What you have to do
Print the listing below in its entirety, character for character.

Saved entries
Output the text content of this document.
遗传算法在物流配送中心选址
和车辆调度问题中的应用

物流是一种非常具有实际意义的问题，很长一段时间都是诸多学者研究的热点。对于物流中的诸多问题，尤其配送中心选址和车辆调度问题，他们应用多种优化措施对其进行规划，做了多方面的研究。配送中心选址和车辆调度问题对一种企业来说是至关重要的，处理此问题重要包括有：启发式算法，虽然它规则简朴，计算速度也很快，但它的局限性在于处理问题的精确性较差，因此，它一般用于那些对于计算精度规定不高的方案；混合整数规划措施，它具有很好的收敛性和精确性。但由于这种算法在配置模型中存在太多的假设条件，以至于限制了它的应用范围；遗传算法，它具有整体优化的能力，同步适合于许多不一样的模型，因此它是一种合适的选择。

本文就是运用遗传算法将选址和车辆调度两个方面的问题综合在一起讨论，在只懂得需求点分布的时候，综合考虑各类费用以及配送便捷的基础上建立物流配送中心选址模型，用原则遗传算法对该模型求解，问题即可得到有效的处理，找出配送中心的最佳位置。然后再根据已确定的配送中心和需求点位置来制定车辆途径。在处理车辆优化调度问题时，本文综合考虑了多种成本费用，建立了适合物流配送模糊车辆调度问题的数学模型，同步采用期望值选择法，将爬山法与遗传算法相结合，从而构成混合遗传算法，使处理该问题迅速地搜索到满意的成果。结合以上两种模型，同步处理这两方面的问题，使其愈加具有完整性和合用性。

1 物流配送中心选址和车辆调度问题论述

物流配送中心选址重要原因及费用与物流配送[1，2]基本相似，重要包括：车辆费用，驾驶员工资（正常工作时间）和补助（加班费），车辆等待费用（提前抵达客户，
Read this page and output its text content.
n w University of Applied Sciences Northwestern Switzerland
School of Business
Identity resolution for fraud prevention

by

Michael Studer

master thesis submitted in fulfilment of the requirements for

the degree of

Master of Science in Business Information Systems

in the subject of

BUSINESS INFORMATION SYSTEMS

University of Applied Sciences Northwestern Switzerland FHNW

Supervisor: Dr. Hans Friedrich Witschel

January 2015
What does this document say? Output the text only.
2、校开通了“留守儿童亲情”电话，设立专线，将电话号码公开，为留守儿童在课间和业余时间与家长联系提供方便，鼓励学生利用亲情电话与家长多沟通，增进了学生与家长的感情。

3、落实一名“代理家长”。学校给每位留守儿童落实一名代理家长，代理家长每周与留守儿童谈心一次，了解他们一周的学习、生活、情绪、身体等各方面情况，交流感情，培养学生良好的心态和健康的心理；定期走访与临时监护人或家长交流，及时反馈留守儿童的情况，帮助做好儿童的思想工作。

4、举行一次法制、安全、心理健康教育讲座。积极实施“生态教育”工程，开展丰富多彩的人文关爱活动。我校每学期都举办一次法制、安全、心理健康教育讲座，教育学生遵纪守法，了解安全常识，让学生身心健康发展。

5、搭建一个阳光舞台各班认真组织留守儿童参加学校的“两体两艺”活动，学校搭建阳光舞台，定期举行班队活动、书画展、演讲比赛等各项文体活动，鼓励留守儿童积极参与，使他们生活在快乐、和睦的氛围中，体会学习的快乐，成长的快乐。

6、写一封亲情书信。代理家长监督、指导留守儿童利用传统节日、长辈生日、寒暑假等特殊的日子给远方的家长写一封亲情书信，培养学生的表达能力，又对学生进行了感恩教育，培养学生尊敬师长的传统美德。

Solved problem
Output the text content of this document.
遗传算法在物流配送中心选址
和车辆调度问题中的应用

物流是一种非常具有实际意义的问题，很长一段时间都是诸多学者研究的热点。对于物流中的诸多问题，尤其配送中心选址和车辆调度问题，他们应用多种优化措施对其进行规划，做了多方面的研究。配送中心选址和车辆调度问题对一种企业来说是至关重要的，处理此问题重要包括有：启发式算法，虽然它规则简朴，计算速度也很快，但它的局限性在于处理问题的精确性较差，因此，它一般用于那些对于计算精度规定不高的方案；混合整数规划措施，它具有很好的收敛性和精确性。但由于这种算法在配置模型中存在太多的假设条件，以至于限制了它的应用范围；遗传算法，它具有整体优化的能力，同步适合于许多不一样的模型，因此它是一种合适的选择。

本文就是运用遗传算法将选址和车辆调度两个方面的问题综合在一起讨论，在只懂得需求点分布的时候，综合考虑各类费用以及配送便捷的基础上建立物流配送中心选址模型，用原则遗传算法对该模型求解，问题即可得到有效的处理，找出配送中心的最佳位置。然后再根据已确定的配送中心和需求点位置来制定车辆途径。在处理车辆优化调度问题时，本文综合考虑了多种成本费用，建立了适合物流配送模糊车辆调度问题的数学模型，同步采用期望值选择法，将爬山法与遗传算法相结合，从而构成混合遗传算法，使处理该问题迅速地搜索到满意的成果。结合以上两种模型，同步处理这两方面的问题，使其愈加具有完整性和合用性。

1 物流配送中心选址和车辆调度问题论述

物流配送中心选址重要原因及费用与物流配送[1，2]基本相似，重要包括：车辆费用，驾驶员工资（正常工作时间）和补助（加班费），车辆等待费用（提前抵达客户，
Read this page and output its text content.
n w University of Applied Sciences Northwestern Switzerland
School of Business
Identity resolution for fraud prevention

by

Michael Studer

master thesis submitted in fulfilment of the requirements for

the degree of

Master of Science in Business Information Systems

in the subject of

BUSINESS INFORMATION SYSTEMS

University of Applied Sciences Northwestern Switzerland FHNW

Supervisor: Dr. Hans Friedrich Witschel

January 2015
What does this document say? Output the text only.
2、校开通了“留守儿童亲情”电话，设立专线，将电话号码公开，为留守儿童在课间和业余时间与家长联系提供方便，鼓励学生利用亲情电话与家长多沟通，增进了学生与家长的感情。

3、落实一名“代理家长”。学校给每位留守儿童落实一名代理家长，代理家长每周与留守儿童谈心一次，了解他们一周的学习、生活、情绪、身体等各方面情况，交流感情，培养学生良好的心态和健康的心理；定期走访与临时监护人或家长交流，及时反馈留守儿童的情况，帮助做好儿童的思想工作。

4、举行一次法制、安全、心理健康教育讲座。积极实施“生态教育”工程，开展丰富多彩的人文关爱活动。我校每学期都举办一次法制、安全、心理健康教育讲座，教育学生遵纪守法，了解安全常识，让学生身心健康发展。

5、搭建一个阳光舞台各班认真组织留守儿童参加学校的“两体两艺”活动，学校搭建阳光舞台，定期举行班队活动、书画展、演讲比赛等各项文体活动，鼓励留守儿童积极参与，使他们生活在快乐、和睦的氛围中，体会学习的快乐，成长的快乐。

6、写一封亲情书信。代理家长监督、指导留守儿童利用传统节日、长辈生日、寒暑假等特殊的日子给远方的家长写一封亲情书信，培养学生的表达能力，又对学生进行了感恩教育，培养学生尊敬师长的传统美德。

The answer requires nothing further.